■ EXERCISE DESCRIPTION ■
Look through the material below. Copy each line that contains the string "York".

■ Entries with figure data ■
============================================================

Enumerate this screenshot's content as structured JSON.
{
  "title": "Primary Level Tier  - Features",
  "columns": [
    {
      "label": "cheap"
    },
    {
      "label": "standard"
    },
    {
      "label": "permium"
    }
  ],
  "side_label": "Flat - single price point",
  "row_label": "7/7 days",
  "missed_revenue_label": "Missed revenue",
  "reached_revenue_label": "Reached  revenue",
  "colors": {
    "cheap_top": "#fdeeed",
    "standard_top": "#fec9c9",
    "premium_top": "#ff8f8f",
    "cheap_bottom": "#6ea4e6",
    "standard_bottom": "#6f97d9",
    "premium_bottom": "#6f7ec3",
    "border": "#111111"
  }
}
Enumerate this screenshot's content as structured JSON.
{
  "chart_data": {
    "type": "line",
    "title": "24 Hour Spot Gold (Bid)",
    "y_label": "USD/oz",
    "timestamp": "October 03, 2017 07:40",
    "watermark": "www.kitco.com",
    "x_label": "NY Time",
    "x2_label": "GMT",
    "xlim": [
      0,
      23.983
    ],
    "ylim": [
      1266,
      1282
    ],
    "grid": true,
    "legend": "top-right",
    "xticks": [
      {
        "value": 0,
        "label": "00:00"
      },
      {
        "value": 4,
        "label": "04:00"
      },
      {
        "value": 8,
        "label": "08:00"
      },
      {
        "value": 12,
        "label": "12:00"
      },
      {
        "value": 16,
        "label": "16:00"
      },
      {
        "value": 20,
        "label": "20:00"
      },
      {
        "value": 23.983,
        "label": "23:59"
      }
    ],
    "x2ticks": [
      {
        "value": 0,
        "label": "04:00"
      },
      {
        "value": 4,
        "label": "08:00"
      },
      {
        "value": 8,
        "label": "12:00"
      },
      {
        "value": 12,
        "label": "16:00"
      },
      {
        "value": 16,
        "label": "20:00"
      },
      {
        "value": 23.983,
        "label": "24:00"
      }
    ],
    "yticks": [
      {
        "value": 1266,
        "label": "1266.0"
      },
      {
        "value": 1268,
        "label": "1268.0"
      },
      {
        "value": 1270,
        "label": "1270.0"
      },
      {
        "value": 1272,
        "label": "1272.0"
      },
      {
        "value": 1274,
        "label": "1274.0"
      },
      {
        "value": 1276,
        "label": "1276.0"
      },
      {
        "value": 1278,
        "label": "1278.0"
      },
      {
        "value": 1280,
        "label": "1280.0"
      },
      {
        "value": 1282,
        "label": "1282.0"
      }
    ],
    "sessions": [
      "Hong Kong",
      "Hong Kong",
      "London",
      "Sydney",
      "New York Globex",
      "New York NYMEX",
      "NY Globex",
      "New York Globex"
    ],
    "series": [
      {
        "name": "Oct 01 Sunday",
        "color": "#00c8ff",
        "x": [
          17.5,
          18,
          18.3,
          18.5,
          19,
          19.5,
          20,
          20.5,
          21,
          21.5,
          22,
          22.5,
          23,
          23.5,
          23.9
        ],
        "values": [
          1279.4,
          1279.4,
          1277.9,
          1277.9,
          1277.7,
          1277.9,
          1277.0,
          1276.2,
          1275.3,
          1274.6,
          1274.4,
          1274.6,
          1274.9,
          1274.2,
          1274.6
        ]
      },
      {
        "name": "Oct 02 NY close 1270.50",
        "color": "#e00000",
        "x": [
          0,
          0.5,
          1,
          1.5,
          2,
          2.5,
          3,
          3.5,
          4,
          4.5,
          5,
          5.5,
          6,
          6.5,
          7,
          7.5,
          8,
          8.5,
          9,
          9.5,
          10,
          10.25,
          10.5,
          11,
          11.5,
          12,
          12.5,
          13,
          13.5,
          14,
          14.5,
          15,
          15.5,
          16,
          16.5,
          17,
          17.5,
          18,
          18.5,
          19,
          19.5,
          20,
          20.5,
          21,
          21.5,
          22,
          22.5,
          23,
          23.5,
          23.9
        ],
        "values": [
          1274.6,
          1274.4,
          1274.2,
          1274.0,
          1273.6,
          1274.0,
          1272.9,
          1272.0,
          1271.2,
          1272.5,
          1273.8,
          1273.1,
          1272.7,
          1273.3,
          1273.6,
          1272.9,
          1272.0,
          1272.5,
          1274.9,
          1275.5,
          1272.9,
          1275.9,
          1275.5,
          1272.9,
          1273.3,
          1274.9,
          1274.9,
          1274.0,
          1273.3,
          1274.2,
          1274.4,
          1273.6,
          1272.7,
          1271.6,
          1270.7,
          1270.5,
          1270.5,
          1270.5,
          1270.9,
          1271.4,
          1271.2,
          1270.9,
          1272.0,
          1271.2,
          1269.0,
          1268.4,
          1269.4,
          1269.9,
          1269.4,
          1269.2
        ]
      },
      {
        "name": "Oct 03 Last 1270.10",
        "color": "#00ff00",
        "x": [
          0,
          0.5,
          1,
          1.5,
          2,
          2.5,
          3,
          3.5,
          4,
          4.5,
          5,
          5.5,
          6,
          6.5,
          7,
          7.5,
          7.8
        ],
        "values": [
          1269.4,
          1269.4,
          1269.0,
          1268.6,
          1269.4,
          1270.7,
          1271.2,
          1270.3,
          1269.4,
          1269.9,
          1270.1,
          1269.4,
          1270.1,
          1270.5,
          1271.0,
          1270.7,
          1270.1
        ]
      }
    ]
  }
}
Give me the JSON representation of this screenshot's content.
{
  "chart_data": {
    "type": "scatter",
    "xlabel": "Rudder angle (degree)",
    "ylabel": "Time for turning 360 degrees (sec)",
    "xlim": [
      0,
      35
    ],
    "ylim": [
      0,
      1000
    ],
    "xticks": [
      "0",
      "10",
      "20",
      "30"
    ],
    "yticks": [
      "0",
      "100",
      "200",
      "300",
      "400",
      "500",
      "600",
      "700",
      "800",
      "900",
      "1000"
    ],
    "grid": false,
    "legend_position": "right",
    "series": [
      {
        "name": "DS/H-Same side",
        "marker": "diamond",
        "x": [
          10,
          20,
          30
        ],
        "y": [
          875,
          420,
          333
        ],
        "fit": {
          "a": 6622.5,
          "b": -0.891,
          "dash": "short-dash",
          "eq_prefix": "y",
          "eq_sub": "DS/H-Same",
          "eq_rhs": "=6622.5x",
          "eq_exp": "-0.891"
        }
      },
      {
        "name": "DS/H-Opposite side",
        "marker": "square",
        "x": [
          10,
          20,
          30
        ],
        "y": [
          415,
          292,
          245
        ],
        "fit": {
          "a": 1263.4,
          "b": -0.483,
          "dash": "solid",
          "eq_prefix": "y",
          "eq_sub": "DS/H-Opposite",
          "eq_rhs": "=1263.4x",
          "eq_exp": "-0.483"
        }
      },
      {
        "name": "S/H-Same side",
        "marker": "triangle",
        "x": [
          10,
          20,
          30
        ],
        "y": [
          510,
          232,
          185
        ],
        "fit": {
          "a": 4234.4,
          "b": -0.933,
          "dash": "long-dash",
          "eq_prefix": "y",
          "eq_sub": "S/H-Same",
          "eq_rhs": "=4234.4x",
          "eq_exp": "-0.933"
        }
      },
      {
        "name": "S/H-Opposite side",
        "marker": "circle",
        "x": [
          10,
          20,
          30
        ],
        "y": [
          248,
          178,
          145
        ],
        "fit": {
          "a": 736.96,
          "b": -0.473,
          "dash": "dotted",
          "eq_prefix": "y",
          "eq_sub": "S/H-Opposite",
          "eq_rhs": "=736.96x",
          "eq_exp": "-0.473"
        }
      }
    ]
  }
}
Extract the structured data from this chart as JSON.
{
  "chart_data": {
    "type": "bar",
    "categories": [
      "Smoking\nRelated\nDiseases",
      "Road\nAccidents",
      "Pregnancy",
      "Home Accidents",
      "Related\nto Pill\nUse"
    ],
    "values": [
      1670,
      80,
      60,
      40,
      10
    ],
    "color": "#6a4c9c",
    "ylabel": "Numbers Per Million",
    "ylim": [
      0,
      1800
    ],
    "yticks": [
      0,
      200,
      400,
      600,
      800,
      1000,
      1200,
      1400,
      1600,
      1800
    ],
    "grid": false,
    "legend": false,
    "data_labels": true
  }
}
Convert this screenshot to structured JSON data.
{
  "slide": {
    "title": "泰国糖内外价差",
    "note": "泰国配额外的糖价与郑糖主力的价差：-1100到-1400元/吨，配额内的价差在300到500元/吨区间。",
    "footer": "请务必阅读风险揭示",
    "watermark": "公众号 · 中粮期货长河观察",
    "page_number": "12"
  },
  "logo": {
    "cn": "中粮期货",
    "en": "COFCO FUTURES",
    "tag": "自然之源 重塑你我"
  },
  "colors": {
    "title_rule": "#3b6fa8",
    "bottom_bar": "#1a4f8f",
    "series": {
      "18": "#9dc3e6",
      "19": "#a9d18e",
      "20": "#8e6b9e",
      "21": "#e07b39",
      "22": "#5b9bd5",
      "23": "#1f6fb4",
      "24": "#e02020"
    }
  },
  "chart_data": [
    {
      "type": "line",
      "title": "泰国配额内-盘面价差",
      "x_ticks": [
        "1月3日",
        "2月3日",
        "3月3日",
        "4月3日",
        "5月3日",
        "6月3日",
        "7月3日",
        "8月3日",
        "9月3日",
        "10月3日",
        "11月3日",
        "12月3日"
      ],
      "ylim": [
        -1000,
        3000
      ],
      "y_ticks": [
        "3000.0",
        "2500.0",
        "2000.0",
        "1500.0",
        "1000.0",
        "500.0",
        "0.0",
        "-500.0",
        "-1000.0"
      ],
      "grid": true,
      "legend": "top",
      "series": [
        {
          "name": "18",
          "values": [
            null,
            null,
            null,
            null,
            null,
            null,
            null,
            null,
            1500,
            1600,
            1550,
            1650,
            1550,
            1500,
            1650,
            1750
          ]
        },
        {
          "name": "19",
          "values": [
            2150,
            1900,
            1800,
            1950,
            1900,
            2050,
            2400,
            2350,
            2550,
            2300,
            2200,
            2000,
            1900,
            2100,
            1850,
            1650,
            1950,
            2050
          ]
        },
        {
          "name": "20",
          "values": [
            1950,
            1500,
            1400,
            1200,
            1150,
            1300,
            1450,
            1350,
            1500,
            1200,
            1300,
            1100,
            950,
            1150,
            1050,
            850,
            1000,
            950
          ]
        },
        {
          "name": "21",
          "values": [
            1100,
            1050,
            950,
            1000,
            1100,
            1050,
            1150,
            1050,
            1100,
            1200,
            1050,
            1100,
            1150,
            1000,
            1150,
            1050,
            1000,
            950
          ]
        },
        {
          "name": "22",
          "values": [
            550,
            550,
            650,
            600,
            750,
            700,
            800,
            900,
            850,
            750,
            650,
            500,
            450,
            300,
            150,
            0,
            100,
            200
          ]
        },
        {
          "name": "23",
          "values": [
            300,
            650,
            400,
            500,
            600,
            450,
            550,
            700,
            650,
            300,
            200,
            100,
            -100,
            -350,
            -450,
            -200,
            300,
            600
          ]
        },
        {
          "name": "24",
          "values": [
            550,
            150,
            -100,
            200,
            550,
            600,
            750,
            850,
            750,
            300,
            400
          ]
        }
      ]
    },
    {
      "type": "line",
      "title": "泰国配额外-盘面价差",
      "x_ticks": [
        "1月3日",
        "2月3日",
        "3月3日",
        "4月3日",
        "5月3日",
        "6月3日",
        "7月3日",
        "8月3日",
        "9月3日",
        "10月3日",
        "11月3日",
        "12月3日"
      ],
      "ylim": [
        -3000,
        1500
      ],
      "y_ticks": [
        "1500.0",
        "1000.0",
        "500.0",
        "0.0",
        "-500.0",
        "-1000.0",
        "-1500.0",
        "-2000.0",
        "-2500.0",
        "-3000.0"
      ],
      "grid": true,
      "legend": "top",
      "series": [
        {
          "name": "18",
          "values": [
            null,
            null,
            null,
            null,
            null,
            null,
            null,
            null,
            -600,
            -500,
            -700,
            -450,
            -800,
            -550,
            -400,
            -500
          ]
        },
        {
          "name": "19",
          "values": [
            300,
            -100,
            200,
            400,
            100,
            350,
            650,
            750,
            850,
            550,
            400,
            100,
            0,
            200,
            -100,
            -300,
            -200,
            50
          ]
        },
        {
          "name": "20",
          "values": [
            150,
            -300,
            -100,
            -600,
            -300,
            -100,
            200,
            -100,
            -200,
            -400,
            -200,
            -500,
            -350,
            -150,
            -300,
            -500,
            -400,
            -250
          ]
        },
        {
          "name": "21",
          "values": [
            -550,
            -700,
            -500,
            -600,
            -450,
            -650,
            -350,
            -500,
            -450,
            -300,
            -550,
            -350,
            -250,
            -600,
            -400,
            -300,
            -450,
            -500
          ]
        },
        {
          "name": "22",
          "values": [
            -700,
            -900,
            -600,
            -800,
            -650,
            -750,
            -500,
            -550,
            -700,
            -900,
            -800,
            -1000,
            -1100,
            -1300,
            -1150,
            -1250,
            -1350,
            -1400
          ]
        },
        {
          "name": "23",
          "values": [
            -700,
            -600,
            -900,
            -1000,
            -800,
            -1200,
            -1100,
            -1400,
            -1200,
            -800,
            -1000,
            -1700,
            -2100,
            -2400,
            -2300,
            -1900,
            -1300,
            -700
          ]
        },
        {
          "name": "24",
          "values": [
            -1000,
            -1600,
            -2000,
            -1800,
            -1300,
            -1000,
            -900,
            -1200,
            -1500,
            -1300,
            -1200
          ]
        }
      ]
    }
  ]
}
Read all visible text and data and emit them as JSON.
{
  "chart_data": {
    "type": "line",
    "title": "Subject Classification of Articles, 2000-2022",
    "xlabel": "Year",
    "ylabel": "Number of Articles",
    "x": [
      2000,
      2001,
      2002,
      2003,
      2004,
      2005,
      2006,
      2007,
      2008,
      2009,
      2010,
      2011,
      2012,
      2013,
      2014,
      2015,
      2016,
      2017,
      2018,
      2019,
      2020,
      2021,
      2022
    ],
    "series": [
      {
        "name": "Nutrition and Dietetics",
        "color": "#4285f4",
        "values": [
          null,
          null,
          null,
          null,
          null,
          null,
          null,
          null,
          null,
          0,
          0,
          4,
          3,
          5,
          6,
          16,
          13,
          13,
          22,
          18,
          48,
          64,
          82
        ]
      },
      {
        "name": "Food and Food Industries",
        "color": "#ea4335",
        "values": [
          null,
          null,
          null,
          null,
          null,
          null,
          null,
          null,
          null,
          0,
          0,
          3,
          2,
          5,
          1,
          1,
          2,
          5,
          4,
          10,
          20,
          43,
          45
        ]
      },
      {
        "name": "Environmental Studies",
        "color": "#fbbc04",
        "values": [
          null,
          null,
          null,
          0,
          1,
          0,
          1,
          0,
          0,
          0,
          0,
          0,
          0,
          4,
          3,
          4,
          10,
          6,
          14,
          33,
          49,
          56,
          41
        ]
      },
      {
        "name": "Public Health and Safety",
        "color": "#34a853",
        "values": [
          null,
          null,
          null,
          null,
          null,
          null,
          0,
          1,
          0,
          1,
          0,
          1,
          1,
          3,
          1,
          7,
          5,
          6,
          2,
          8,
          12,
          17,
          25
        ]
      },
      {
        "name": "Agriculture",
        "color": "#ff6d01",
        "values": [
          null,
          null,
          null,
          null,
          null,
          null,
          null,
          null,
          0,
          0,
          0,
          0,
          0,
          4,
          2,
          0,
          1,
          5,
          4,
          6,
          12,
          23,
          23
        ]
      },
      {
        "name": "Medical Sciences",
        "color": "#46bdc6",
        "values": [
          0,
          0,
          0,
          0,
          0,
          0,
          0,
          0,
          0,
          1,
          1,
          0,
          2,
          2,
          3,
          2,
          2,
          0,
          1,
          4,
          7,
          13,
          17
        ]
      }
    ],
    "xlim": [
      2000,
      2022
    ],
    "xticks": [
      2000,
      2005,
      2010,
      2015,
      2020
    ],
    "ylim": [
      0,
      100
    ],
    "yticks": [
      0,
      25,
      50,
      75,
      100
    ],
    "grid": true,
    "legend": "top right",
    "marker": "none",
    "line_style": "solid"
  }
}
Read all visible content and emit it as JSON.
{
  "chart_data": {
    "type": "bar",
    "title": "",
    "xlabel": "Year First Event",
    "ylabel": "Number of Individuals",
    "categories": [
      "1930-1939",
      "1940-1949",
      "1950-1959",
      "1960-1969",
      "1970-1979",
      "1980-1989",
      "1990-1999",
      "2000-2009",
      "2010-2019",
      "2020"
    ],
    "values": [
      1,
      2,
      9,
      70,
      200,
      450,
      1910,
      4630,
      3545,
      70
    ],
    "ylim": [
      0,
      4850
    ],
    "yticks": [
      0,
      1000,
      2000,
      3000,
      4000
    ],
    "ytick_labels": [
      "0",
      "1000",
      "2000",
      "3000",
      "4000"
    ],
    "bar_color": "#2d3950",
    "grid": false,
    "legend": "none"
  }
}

============================================================

■ RIGHT ANSWER ■
      "New York Globex",
      "New York NYMEX",
      "New York Globex"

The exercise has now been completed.